• _Objective_
Check each line of the material. Copy those containing "enterprise".
-- begin --
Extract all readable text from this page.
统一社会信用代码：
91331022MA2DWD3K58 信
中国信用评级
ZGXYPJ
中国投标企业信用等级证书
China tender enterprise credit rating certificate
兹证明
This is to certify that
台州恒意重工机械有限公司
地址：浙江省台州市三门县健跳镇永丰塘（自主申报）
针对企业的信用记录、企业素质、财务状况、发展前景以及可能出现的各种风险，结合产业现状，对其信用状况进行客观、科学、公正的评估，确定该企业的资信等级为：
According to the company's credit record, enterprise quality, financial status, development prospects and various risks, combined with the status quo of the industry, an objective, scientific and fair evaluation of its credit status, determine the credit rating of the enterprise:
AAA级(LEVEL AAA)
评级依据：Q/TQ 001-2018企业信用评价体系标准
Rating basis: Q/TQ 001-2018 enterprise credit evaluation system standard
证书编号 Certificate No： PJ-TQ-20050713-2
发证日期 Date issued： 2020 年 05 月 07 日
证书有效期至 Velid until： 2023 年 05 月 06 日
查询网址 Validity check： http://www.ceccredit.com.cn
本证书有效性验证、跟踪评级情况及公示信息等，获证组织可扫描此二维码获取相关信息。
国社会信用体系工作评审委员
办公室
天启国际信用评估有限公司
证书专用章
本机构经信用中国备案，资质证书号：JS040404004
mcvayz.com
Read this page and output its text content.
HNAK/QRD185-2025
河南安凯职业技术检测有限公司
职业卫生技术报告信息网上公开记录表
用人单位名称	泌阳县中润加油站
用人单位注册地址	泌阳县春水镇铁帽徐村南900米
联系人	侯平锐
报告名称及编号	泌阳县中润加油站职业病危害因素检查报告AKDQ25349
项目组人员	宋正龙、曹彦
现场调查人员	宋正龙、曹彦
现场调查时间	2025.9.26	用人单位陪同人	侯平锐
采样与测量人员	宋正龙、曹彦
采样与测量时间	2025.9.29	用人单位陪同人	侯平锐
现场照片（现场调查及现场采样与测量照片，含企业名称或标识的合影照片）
-- end --
• _Solution for this task_
China tender enterprise credit rating certificate
According to the company's credit record, enterprise quality, financial status, development prospects and various risks, combined with the status quo of the industry, an objective, scientific and fair evaluation of its credit status, determine the credit rating of the enterprise:
Rating basis: Q/TQ 001-2018 enterprise credit evaluation system standard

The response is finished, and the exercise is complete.